• [WHAT YOU WILL DO]: Reproduce the material word for word; the images stay out.

Dataset items:
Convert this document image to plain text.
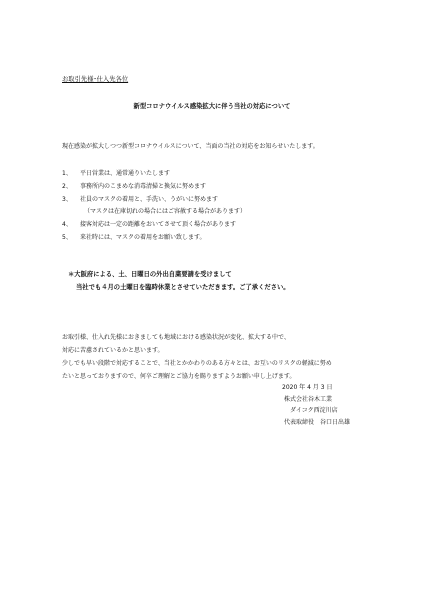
お取引先様･仕入先各位
新型コロナウイルス感染拡大に伴う当社の対応について
現在感染が拡大しつつ新型コロナウイルスについて、当面の当社の対応をお知らせいたします。
1、 平日営業は、通常通りいたします
2、 事務所内のこまめな消毒清掃と換気に努めます
3、 社員のマスクの着用と、手洗い、うがいに努めます
（マスクは在庫切れの場合にはご容赦する場合があります）
4、 接客対応は一定の距離をおいてさせて頂く場合があります
5、 来社時には、マスクの着用をお願い致します。
＊大阪府による、土、日曜日の外出自粛要請を受けまして
当社でも４月の土曜日を臨時休業とさせていただきます。ご了承ください。
お取引様、仕入れ先様におきましても地域における感染状況が変化、拡大する中で、
対応に苦慮されているかと思います。
少しでも早い段階で対応することで、当社とかかわりのある方々とは、お互いのリスクの軽減に努め
たいと思っておりますので、何卒ご理解とご協力を賜りますようお願い申し上げます。
2020 年 4 月 3 日
株式会社谷木工業
ダイコク西淀川店
代表取締役　谷口日出雄
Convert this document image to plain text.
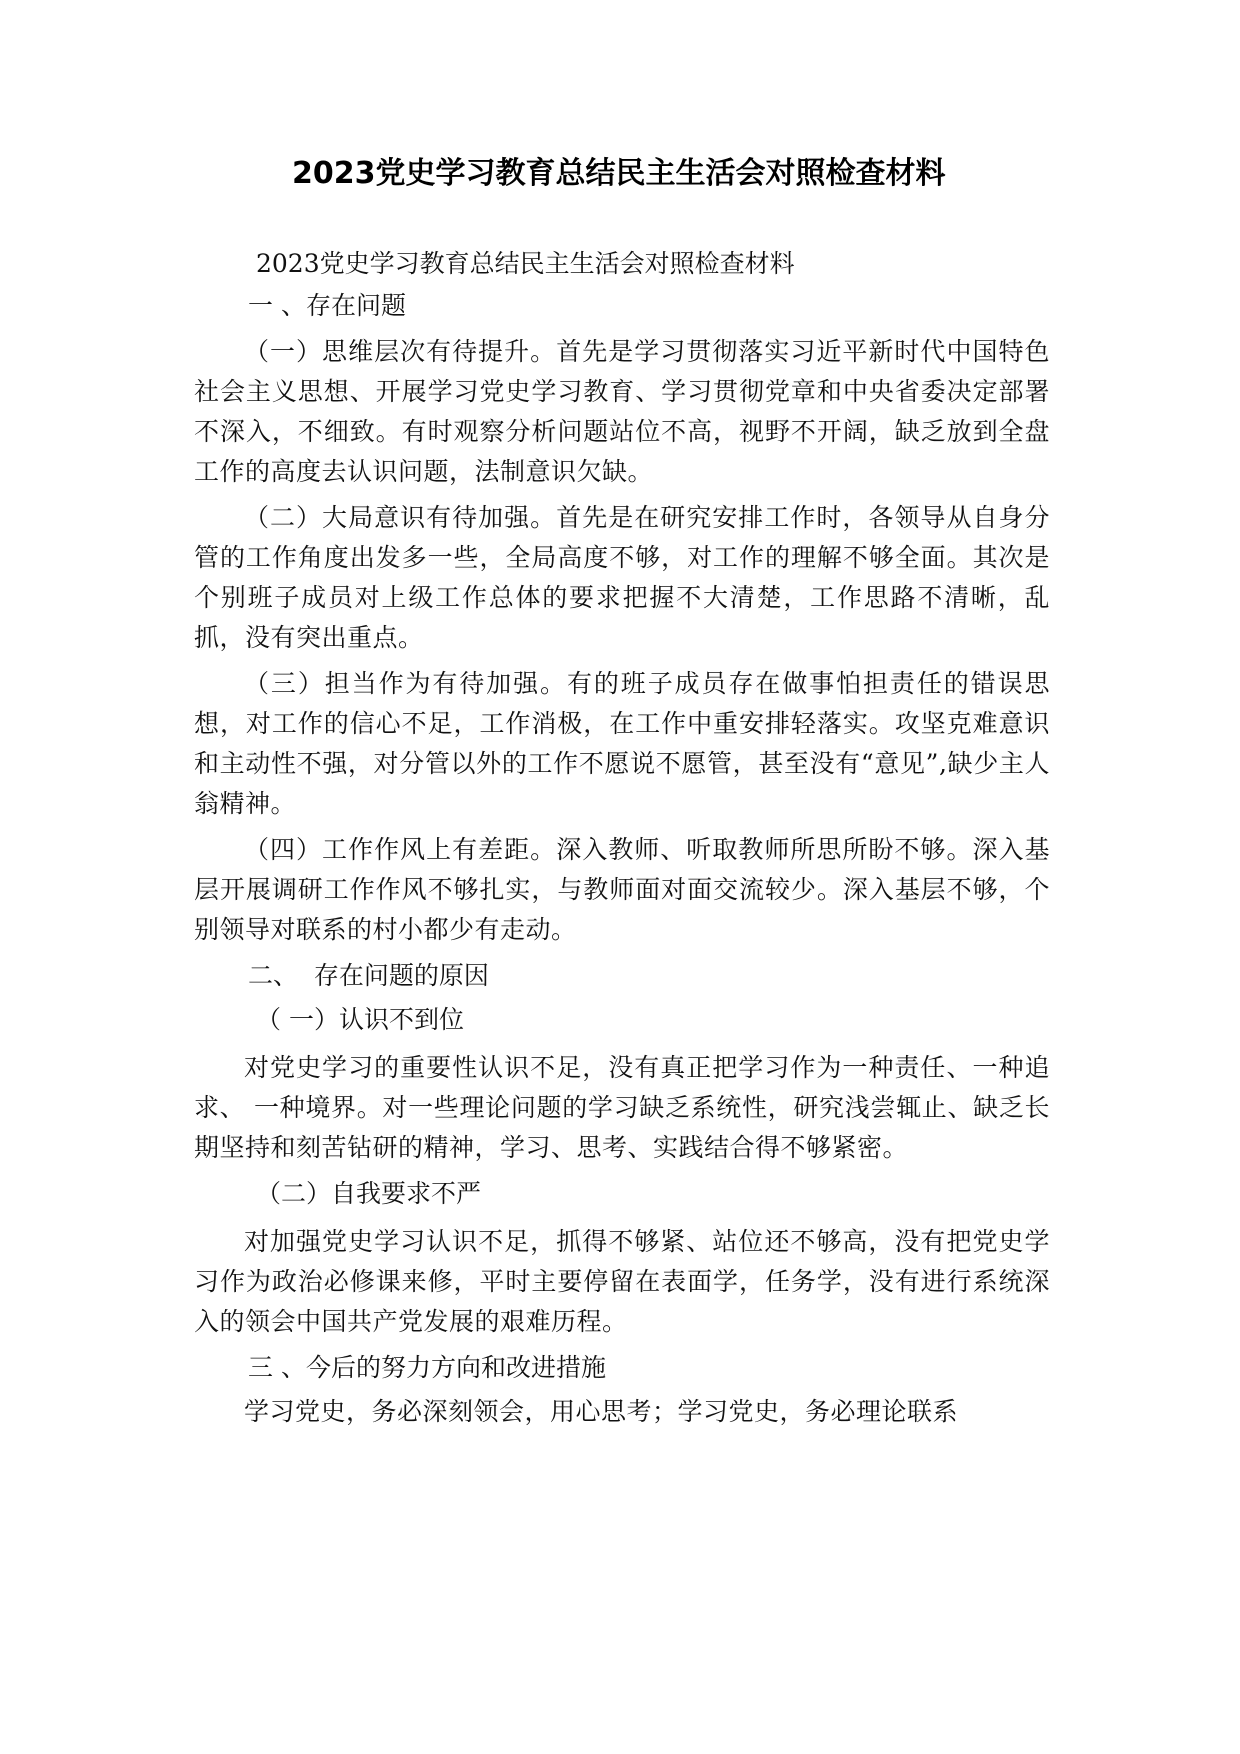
2023党史学习教育总结民主生活会对照检查材料

2023党史学习教育总结民主生活会对照检查材料

一 、存在问题

（一）思维层次有待提升。首先是学习贯彻落实习近平新时代中国特色社会主义思想、开展学习党史学习教育、学习贯彻党章和中央省委决定部署不深入，不细致。有时观察分析问题站位不高，视野不开阔，缺乏放到全盘工作的高度去认识问题，法制意识欠缺。

（二）大局意识有待加强。首先是在研究安排工作时，各领导从自身分管的工作角度出发多一些，全局高度不够，对工作的理解不够全面。其次是个别班子成员对上级工作总体的要求把握不大清楚，工作思路不清晰，乱抓，没有突出重点。

（三）担当作为有待加强。有的班子成员存在做事怕担责任的错误思想，对工作的信心不足，工作消极，在工作中重安排轻落实。攻坚克难意识和主动性不强，对分管以外的工作不愿说不愿管，甚至没有“意见”,缺少主人翁精神。

（四）工作作风上有差距。深入教师、听取教师所思所盼不够。深入基层开展调研工作作风不够扎实，与教师面对面交流较少。深入基层不够，个别领导对联系的村小都少有走动。

二、  存在问题的原因

（ 一）认识不到位

对党史学习的重要性认识不足，没有真正把学习作为一种责任、一种追求、 一种境界。对一些理论问题的学习缺乏系统性，研究浅尝辄止、缺乏长期坚持和刻苦钻研的精神，学习、思考、实践结合得不够紧密。

（二）自我要求不严

对加强党史学习认识不足，抓得不够紧、站位还不够高，没有把党史学习作为政治必修课来修，平时主要停留在表面学，任务学，没有进行系统深入的领会中国共产党发展的艰难历程。

三 、今后的努力方向和改进措施

学习党史，务必深刻领会，用心思考；学习党史，务必理论联系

• [REPLY TO THE EXERCISE]:
Convert this document image to plain text.
お取引先様･仕入先各位
新型コロナウイルス感染拡大に伴う当社の対応について
現在感染が拡大しつつ新型コロナウイルスについて、当面の当社の対応をお知らせいたします。
1、 平日営業は、通常通りいたします
2、 事務所内のこまめな消毒清掃と換気に努めます
3、 社員のマスクの着用と、手洗い、うがいに努めます
（マスクは在庫切れの場合にはご容赦する場合があります）
4、 接客対応は一定の距離をおいてさせて頂く場合があります
5、 来社時には、マスクの着用をお願い致します。
＊大阪府による、土、日曜日の外出自粛要請を受けまして
当社でも４月の土曜日を臨時休業とさせていただきます。ご了承ください。
お取引様、仕入れ先様におきましても地域における感染状況が変化、拡大する中で、
対応に苦慮されているかと思います。
少しでも早い段階で対応することで、当社とかかわりのある方々とは、お互いのリスクの軽減に努め
たいと思っておりますので、何卒ご理解とご協力を賜りますようお願い申し上げます。
2020 年 4 月 3 日
株式会社谷木工業
ダイコク西淀川店
代表取締役　谷口日出雄
Convert this document image to plain text.
2023党史学习教育总结民主生活会对照检查材料

2023党史学习教育总结民主生活会对照检查材料

一 、存在问题

（一）思维层次有待提升。首先是学习贯彻落实习近平新时代中国特色社会主义思想、开展学习党史学习教育、学习贯彻党章和中央省委决定部署不深入，不细致。有时观察分析问题站位不高，视野不开阔，缺乏放到全盘工作的高度去认识问题，法制意识欠缺。

（二）大局意识有待加强。首先是在研究安排工作时，各领导从自身分管的工作角度出发多一些，全局高度不够，对工作的理解不够全面。其次是个别班子成员对上级工作总体的要求把握不大清楚，工作思路不清晰，乱抓，没有突出重点。

（三）担当作为有待加强。有的班子成员存在做事怕担责任的错误思想，对工作的信心不足，工作消极，在工作中重安排轻落实。攻坚克难意识和主动性不强，对分管以外的工作不愿说不愿管，甚至没有“意见”,缺少主人翁精神。

（四）工作作风上有差距。深入教师、听取教师所思所盼不够。深入基层开展调研工作作风不够扎实，与教师面对面交流较少。深入基层不够，个别领导对联系的村小都少有走动。

二、  存在问题的原因

（ 一）认识不到位

对党史学习的重要性认识不足，没有真正把学习作为一种责任、一种追求、 一种境界。对一些理论问题的学习缺乏系统性，研究浅尝辄止、缺乏长期坚持和刻苦钻研的精神，学习、思考、实践结合得不够紧密。

（二）自我要求不严

对加强党史学习认识不足，抓得不够紧、站位还不够高，没有把党史学习作为政治必修课来修，平时主要停留在表面学，任务学，没有进行系统深入的领会中国共产党发展的艰难历程。

三 、今后的努力方向和改进措施

学习党史，务必深刻领会，用心思考；学习党史，务必理论联系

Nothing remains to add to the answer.